Extracted data entries

▼

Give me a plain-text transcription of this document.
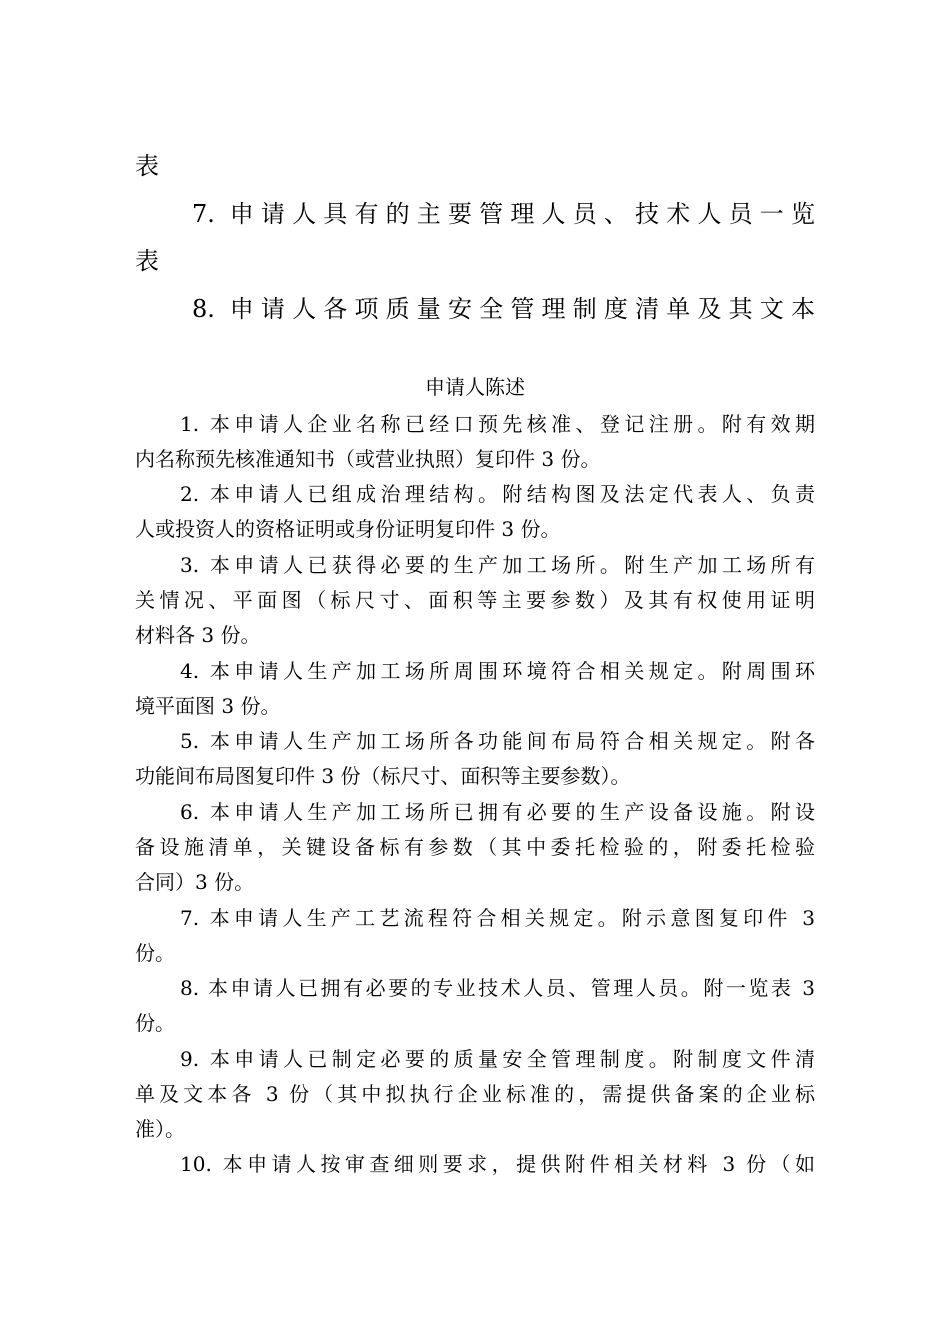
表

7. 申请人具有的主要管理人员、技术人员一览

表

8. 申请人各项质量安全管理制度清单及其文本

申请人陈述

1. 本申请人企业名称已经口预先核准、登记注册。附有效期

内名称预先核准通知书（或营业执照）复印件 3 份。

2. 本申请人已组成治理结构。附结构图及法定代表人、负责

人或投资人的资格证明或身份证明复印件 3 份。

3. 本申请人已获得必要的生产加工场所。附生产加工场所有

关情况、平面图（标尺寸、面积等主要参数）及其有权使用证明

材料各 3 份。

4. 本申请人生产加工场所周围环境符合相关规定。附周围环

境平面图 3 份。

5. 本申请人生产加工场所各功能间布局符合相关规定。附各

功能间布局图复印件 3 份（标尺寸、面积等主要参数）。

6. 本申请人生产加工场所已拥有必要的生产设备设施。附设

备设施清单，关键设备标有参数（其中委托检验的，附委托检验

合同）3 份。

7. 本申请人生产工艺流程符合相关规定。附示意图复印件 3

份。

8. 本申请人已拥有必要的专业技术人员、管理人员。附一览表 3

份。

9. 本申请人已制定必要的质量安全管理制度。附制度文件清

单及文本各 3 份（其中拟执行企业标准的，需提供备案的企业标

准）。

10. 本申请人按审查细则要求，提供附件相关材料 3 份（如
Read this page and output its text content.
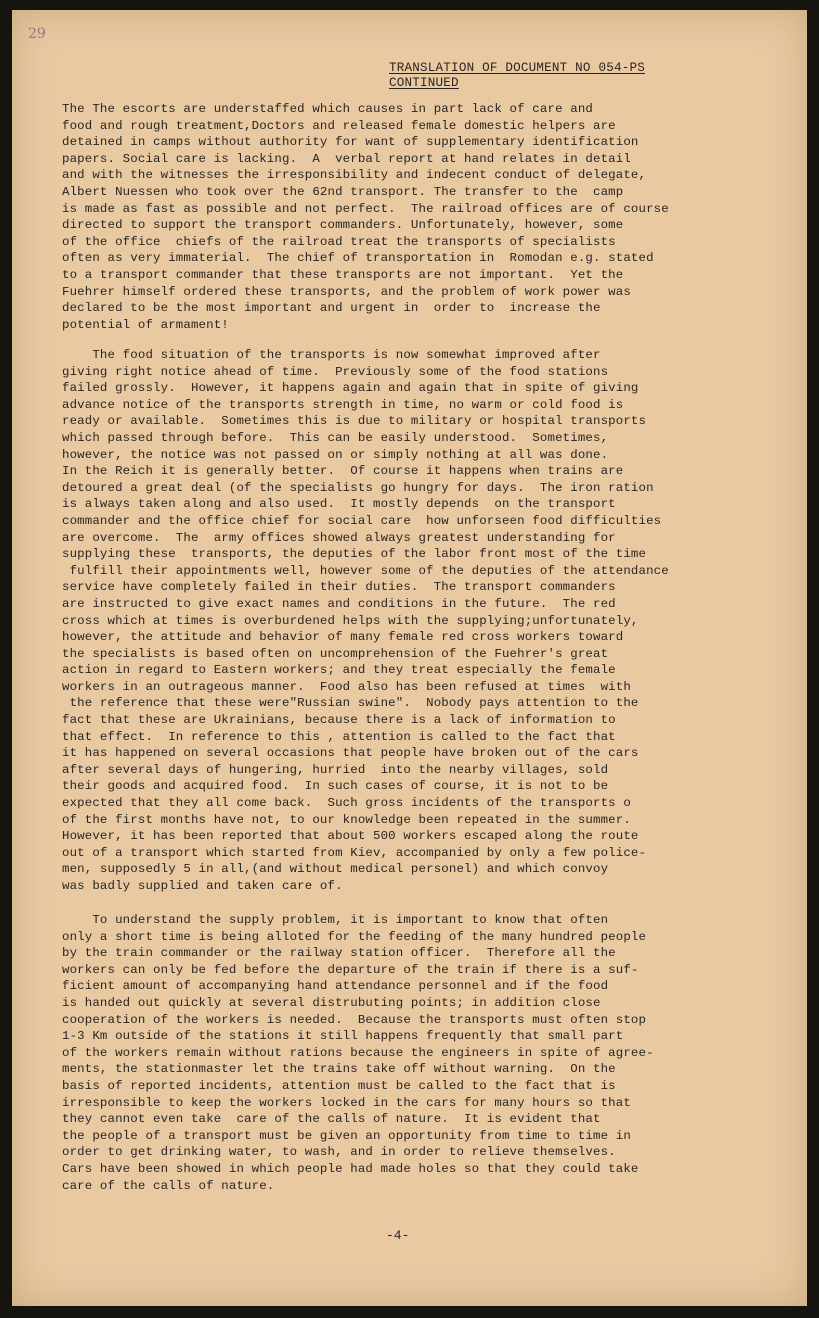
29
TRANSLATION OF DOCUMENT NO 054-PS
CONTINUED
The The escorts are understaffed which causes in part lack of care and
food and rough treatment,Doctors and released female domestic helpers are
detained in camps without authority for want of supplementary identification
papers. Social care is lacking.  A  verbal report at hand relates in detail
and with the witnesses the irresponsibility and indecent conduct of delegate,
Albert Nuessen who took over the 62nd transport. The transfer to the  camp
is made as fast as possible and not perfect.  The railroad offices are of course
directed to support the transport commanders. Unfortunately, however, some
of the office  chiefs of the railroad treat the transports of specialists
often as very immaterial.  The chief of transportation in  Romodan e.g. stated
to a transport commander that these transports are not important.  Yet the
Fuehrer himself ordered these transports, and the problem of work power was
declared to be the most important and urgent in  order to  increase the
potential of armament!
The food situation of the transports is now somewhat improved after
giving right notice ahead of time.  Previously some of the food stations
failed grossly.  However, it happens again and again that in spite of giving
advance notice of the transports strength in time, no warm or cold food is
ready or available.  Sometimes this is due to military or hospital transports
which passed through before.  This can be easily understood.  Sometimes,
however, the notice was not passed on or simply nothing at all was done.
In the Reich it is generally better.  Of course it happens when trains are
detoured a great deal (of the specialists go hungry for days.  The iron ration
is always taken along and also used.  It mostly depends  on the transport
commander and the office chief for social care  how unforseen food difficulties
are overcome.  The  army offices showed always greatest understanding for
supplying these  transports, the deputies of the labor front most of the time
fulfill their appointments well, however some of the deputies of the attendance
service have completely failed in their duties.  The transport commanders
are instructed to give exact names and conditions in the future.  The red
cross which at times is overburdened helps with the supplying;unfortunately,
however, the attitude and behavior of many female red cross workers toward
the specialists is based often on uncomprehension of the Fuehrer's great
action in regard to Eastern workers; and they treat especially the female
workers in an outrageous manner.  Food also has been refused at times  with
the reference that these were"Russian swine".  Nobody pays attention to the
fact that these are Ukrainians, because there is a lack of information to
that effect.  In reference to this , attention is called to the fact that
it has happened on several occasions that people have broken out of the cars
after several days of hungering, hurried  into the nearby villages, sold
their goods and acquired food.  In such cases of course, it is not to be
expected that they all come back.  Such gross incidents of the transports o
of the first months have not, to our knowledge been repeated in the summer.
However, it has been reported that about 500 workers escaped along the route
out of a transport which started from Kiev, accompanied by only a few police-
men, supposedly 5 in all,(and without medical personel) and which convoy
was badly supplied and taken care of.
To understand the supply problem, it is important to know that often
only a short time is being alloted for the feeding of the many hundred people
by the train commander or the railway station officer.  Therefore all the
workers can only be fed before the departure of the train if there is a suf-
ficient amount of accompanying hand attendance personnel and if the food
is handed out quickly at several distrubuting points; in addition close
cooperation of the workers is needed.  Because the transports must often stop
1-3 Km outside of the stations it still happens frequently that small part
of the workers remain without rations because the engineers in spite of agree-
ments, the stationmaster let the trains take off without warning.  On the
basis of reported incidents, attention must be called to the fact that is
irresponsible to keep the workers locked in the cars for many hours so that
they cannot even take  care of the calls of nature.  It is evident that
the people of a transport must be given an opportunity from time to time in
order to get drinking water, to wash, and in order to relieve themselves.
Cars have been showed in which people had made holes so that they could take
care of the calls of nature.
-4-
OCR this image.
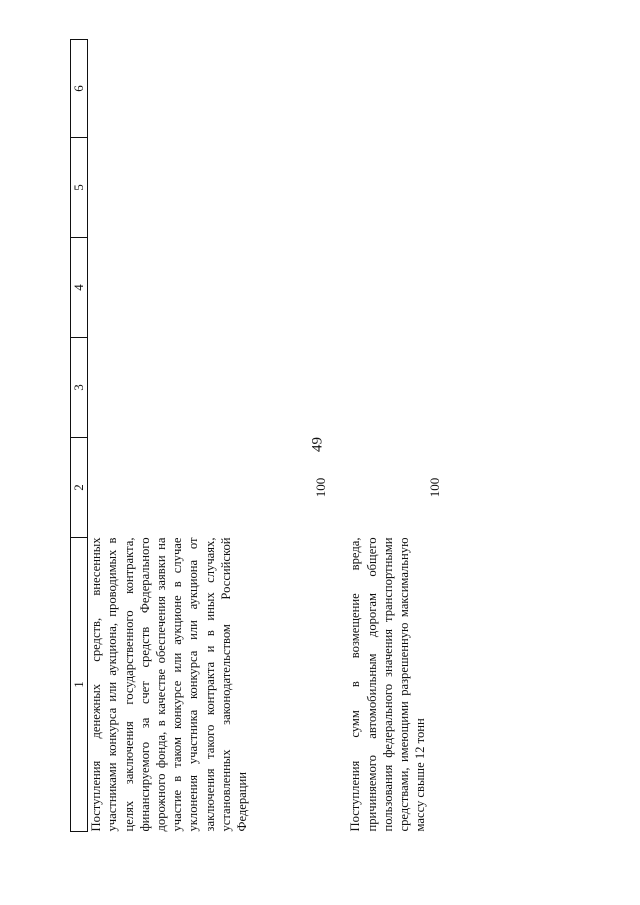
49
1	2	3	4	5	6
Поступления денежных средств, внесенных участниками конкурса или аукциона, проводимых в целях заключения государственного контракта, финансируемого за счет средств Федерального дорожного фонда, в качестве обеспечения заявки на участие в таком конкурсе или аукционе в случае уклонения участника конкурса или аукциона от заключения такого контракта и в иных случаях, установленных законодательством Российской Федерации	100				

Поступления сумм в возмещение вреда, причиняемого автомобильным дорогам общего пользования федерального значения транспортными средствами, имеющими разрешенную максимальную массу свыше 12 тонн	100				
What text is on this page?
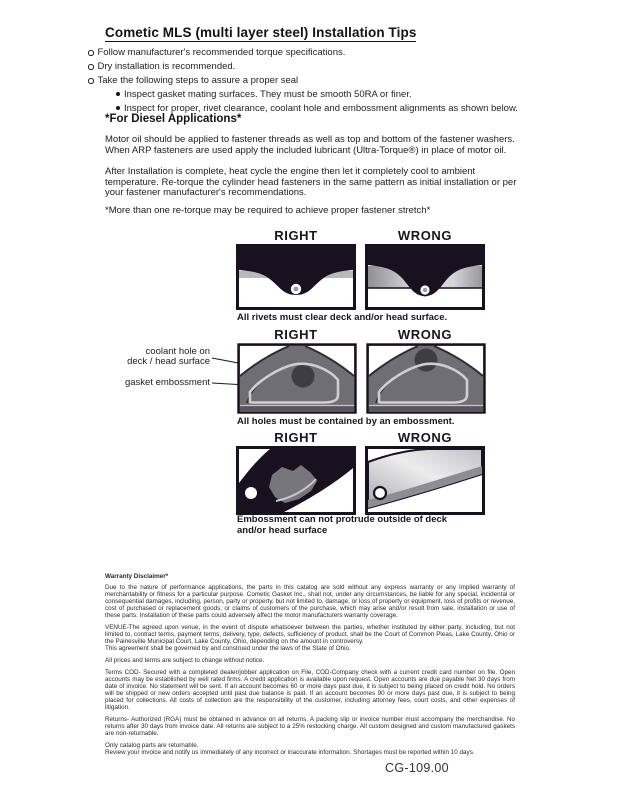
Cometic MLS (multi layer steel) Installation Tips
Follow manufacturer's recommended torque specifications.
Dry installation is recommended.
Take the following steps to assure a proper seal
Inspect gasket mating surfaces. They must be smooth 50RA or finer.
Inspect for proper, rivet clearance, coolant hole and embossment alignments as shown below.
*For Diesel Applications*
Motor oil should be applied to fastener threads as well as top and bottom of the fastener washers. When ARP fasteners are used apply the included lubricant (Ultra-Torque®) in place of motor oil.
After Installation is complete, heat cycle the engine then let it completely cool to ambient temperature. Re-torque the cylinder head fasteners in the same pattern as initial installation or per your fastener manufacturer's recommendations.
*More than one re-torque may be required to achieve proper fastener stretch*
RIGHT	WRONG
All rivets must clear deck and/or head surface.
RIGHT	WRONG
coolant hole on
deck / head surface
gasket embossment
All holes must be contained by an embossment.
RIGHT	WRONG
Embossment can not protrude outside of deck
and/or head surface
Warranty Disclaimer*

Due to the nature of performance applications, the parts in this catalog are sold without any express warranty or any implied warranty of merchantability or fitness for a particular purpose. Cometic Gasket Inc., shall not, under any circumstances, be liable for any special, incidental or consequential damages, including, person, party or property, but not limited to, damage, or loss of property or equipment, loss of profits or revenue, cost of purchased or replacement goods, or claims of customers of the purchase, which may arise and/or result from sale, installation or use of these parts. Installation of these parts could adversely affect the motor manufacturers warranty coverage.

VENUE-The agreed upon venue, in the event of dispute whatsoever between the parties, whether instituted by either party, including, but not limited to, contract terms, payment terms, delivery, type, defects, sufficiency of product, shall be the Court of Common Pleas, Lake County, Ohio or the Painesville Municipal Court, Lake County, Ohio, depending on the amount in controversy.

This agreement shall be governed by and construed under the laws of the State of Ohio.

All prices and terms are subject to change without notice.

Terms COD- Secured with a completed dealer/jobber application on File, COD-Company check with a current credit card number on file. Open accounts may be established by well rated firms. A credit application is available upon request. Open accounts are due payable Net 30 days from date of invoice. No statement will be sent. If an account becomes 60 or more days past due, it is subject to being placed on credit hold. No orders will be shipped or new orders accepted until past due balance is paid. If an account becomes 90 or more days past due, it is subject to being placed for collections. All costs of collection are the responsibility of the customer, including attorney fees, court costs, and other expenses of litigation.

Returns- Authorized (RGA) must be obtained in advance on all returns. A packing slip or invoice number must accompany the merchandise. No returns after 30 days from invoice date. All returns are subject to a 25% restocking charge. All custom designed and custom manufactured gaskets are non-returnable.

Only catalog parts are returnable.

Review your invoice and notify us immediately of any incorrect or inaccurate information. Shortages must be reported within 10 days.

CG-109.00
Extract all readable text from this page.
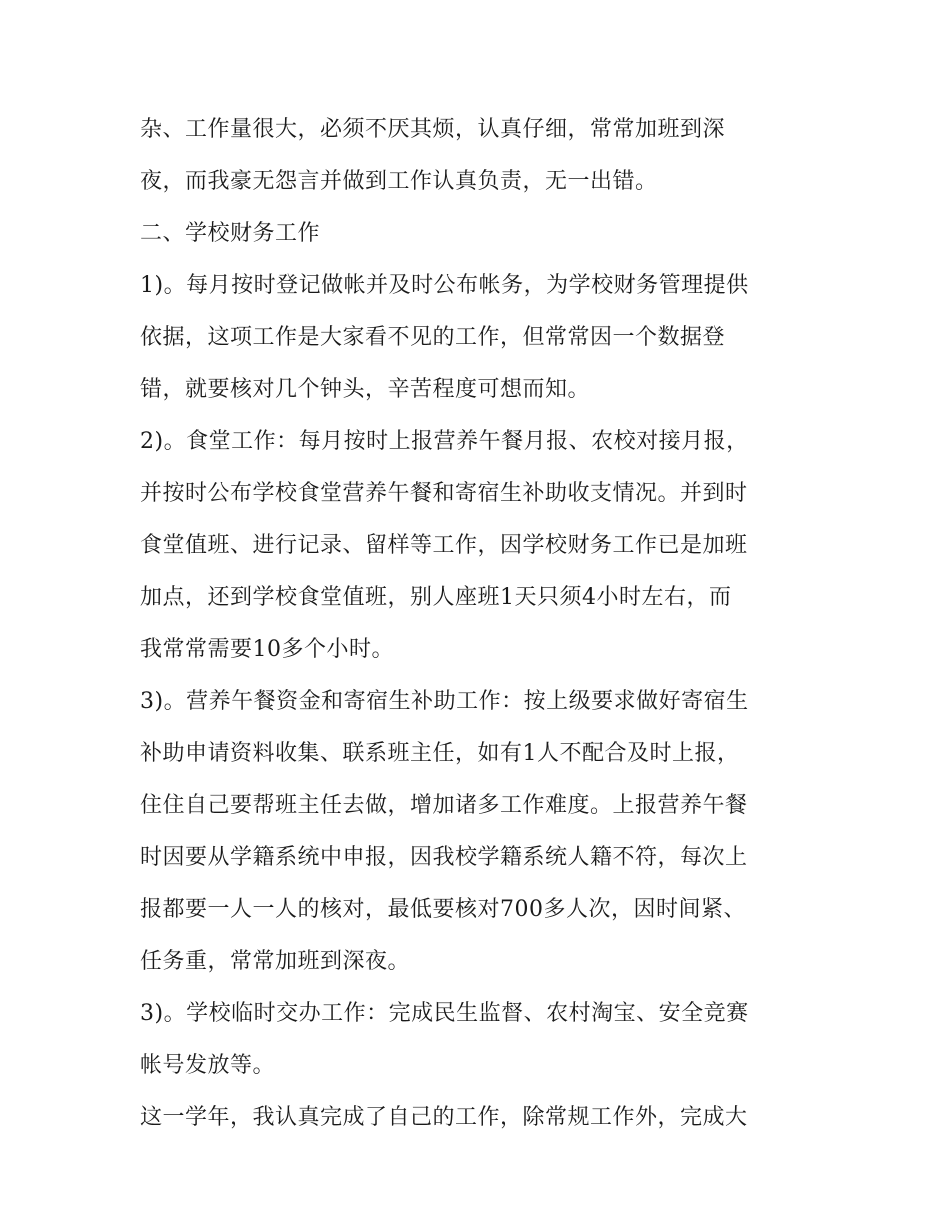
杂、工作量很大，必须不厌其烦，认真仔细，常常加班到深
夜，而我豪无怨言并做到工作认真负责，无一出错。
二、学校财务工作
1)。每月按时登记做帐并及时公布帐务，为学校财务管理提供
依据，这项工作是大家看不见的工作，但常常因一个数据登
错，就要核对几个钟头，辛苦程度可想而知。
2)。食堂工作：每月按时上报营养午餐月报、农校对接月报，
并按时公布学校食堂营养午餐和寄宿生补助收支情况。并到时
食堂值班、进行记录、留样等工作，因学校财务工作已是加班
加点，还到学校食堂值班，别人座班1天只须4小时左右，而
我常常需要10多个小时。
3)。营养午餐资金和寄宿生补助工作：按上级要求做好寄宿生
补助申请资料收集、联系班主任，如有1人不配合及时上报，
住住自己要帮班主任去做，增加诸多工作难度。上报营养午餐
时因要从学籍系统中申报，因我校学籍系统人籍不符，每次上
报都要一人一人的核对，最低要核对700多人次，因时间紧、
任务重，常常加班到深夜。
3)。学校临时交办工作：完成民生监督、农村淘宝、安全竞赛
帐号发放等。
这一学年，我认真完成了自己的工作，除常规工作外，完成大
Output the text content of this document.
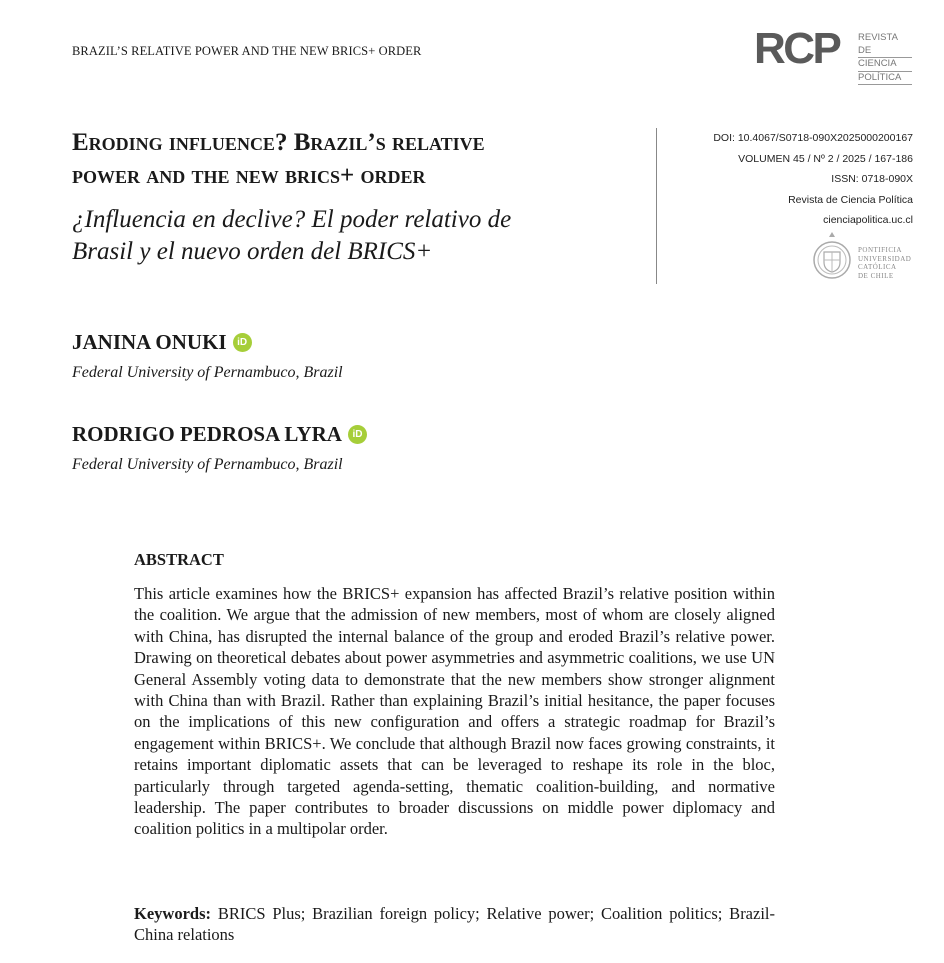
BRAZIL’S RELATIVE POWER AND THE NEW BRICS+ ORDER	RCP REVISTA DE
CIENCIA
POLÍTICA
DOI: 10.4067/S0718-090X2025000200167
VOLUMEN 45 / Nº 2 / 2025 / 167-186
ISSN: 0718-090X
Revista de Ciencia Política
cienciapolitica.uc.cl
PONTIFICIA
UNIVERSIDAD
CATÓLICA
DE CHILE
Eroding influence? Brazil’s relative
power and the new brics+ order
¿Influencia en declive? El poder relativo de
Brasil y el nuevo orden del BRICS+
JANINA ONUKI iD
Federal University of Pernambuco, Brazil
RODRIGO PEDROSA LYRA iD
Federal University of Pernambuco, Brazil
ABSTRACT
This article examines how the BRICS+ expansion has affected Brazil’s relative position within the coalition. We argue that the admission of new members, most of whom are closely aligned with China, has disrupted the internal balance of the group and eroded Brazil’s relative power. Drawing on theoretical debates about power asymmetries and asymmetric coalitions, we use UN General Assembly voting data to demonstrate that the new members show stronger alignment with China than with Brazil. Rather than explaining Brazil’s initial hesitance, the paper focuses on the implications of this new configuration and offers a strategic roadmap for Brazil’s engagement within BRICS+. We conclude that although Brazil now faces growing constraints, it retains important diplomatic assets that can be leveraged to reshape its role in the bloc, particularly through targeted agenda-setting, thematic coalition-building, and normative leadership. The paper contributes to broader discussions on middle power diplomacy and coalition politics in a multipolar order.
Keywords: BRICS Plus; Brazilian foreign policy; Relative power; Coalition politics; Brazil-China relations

▲

* TASK TO COMPLETE
Show the lines of the material that contain the word "people".

* SOLUTION FOR THIS EXERCISE
it has happened on several occasions that people have broken out of the cars
only a short time is being alloted for the feeding of the many hundred people
the people of a transport must be given an opportunity from time to time in
Cars have been showed in which people had made holes so that they could take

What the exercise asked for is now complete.